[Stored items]
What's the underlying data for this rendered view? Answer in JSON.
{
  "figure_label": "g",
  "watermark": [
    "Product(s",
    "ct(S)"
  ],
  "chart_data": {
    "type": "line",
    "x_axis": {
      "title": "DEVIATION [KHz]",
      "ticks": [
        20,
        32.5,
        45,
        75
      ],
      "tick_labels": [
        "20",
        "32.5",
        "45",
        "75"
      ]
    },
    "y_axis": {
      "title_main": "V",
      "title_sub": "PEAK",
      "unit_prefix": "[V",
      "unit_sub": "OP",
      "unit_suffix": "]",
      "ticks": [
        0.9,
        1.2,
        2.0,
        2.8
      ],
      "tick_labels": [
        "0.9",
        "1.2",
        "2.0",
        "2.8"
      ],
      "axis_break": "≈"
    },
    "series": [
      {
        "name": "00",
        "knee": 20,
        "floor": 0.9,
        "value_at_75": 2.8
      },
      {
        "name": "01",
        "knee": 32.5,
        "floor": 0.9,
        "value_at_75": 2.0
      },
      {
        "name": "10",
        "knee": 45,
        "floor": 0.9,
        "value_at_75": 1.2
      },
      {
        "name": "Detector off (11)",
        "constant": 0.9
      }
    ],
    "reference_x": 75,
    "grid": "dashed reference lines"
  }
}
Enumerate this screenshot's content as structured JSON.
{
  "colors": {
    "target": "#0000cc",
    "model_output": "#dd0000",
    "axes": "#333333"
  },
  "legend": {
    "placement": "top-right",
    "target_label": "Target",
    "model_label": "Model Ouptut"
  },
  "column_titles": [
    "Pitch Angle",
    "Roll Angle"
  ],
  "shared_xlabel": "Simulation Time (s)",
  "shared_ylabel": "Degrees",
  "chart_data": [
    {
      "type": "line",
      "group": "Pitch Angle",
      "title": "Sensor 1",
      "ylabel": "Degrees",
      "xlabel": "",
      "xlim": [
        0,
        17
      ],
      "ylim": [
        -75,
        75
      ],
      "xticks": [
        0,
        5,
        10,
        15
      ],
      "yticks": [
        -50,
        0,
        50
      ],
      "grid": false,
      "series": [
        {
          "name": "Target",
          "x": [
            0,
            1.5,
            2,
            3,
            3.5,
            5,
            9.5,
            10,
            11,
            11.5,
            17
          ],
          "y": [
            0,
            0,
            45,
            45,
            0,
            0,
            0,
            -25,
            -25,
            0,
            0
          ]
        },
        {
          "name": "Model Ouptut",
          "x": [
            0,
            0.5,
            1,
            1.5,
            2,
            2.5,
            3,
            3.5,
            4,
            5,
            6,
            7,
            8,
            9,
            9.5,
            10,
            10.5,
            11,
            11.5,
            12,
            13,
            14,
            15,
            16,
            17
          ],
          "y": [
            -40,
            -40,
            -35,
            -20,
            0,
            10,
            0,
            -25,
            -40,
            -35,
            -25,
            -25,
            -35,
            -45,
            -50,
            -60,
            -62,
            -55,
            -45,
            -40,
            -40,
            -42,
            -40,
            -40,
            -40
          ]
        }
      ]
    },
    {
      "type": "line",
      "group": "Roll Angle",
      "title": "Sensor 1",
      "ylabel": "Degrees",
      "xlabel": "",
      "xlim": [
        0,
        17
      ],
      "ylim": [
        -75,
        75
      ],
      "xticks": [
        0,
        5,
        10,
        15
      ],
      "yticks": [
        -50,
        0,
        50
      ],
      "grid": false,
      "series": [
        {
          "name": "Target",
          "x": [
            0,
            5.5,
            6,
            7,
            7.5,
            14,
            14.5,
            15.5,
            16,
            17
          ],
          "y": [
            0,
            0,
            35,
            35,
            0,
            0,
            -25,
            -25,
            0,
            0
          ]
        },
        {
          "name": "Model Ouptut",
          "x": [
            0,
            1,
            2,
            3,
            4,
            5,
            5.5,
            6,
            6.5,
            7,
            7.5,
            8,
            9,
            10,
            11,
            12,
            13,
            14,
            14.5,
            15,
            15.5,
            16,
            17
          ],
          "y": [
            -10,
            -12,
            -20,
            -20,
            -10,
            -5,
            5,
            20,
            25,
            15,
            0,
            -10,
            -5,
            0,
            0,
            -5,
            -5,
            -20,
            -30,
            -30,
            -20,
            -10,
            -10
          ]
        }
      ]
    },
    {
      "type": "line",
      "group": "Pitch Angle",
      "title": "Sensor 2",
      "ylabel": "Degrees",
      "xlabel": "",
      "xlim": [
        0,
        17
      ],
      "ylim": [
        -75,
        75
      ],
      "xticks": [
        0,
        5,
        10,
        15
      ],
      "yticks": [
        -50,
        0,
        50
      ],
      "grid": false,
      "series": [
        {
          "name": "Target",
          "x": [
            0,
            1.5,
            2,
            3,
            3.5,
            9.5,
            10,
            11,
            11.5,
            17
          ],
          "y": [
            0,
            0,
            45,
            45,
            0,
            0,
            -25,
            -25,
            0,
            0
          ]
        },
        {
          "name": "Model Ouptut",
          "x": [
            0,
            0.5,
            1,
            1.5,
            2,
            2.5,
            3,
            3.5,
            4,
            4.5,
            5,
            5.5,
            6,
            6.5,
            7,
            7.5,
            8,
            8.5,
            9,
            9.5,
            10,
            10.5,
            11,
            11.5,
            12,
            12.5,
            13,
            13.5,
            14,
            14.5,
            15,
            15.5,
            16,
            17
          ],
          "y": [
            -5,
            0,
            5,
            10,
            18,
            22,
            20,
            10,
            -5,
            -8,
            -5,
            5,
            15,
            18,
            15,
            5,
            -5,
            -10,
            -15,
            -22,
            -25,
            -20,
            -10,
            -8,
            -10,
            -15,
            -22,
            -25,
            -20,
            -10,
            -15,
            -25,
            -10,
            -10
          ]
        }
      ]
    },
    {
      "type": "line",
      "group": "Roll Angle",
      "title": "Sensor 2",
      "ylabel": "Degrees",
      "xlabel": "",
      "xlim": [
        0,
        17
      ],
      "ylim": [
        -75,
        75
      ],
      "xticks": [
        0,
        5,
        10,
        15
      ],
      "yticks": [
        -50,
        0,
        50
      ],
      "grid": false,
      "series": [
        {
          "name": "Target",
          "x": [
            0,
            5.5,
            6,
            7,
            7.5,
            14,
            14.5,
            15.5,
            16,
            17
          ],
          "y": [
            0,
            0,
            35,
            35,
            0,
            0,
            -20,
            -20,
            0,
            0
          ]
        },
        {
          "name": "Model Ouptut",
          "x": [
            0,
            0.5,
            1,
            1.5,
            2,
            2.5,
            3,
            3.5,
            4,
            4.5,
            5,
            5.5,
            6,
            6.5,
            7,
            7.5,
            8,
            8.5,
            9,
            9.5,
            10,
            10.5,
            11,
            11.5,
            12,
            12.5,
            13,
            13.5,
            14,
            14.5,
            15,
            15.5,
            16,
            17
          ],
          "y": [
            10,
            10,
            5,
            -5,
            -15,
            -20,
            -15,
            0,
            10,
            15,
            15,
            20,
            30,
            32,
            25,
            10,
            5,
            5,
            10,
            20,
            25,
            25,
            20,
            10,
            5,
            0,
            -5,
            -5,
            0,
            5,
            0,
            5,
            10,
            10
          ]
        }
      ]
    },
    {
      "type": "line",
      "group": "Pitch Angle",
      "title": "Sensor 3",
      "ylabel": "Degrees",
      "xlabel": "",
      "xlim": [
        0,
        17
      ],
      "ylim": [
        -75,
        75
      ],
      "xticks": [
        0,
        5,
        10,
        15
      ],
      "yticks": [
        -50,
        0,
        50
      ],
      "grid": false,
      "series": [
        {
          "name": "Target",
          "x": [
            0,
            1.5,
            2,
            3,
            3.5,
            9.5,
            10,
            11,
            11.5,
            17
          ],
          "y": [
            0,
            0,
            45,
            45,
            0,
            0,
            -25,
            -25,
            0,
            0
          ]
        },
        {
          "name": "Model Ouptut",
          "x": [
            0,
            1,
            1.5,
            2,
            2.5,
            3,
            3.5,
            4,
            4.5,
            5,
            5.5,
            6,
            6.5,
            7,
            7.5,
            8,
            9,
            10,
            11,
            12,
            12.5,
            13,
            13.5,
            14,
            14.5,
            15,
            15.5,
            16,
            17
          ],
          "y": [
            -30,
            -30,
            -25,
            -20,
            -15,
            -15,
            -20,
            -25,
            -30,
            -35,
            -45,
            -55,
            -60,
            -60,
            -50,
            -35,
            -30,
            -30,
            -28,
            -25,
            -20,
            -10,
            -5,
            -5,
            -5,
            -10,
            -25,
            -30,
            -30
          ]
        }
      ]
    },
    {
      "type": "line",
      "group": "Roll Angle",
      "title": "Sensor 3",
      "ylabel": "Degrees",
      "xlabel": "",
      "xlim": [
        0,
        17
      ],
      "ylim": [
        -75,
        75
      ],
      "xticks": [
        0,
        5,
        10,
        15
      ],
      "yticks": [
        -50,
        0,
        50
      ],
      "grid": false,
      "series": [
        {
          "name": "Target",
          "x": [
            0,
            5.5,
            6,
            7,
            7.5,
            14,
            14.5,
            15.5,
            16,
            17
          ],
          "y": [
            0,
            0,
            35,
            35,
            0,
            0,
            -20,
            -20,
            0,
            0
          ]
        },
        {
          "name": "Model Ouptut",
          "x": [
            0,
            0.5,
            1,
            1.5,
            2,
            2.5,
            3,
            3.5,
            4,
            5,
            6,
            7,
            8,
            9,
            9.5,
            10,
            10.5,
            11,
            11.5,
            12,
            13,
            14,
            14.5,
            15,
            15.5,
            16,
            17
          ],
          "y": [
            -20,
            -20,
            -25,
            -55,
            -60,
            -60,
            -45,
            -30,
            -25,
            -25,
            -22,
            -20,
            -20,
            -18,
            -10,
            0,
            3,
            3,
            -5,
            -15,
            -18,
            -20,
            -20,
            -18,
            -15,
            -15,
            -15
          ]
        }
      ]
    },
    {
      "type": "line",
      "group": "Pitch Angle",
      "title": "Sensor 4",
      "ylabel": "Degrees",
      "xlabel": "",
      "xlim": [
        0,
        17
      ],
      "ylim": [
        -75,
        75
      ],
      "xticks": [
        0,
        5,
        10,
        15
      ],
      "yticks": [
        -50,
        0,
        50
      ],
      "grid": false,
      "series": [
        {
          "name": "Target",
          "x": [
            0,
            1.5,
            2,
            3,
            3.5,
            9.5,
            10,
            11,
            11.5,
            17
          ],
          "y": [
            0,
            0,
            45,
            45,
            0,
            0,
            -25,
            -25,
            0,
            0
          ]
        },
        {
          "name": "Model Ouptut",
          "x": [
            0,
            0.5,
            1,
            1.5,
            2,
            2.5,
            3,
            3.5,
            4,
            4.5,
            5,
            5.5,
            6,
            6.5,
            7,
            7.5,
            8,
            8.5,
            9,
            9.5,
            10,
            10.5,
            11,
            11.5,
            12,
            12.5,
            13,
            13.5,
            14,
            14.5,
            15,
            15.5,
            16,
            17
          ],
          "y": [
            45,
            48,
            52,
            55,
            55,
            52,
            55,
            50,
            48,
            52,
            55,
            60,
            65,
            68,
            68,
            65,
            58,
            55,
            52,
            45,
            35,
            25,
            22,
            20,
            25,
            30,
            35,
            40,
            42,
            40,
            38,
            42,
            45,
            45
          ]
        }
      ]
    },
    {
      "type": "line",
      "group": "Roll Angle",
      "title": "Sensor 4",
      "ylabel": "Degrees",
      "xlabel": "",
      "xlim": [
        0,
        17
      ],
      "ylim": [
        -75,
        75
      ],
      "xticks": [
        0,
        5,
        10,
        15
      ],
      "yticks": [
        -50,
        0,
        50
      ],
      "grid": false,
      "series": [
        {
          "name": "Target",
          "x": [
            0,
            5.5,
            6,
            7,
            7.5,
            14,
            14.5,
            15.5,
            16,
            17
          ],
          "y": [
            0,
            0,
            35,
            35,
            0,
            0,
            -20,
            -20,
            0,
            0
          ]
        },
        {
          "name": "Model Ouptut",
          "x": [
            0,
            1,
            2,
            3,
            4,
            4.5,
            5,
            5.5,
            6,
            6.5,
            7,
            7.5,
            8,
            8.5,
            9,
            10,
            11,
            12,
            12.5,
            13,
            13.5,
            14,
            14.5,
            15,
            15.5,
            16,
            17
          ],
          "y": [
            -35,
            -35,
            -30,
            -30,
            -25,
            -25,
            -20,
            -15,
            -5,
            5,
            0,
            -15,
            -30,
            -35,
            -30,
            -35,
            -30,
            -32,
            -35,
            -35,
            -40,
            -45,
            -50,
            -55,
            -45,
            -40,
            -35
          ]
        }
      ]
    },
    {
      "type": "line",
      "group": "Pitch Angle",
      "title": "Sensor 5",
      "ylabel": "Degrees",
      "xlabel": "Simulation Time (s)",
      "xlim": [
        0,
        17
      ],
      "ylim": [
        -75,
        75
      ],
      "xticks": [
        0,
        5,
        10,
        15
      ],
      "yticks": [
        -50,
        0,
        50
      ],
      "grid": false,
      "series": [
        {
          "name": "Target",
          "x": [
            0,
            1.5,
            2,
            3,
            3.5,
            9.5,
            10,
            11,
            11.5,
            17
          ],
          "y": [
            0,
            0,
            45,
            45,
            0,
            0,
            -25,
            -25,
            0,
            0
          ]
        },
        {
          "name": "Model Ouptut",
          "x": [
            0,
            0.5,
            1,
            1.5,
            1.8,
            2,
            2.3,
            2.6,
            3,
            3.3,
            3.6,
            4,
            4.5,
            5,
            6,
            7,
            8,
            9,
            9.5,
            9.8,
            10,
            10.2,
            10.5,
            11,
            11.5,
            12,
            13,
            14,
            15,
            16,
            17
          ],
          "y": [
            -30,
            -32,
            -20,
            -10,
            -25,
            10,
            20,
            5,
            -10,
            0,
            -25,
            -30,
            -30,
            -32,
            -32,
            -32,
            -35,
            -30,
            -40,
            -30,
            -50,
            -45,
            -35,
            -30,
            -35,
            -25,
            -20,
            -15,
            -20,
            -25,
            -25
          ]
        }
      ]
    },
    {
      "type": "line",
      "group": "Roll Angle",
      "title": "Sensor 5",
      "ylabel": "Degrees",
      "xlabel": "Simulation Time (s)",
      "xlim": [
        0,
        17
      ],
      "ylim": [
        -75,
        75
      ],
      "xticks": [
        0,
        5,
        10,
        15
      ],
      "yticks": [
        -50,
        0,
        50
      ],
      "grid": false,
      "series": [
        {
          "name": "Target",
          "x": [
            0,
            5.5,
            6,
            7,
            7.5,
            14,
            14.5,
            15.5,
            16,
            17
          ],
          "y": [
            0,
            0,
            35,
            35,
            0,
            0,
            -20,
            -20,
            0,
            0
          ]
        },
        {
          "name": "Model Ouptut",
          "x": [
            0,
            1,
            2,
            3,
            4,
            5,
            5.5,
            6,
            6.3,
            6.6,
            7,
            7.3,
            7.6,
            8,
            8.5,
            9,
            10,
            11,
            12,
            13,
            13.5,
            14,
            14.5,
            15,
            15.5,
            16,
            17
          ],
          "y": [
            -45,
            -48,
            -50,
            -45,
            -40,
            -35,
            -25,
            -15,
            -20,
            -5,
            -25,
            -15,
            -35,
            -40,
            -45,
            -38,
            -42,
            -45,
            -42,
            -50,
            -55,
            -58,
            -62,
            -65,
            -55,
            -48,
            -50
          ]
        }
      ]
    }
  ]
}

* _Task to carry out_
Gather, from the listing above, every line carrying the word "JSON".

* _Correct response_
What's the underlying data for this rendered view? Answer in JSON.
Enumerate this screenshot's content as structured JSON.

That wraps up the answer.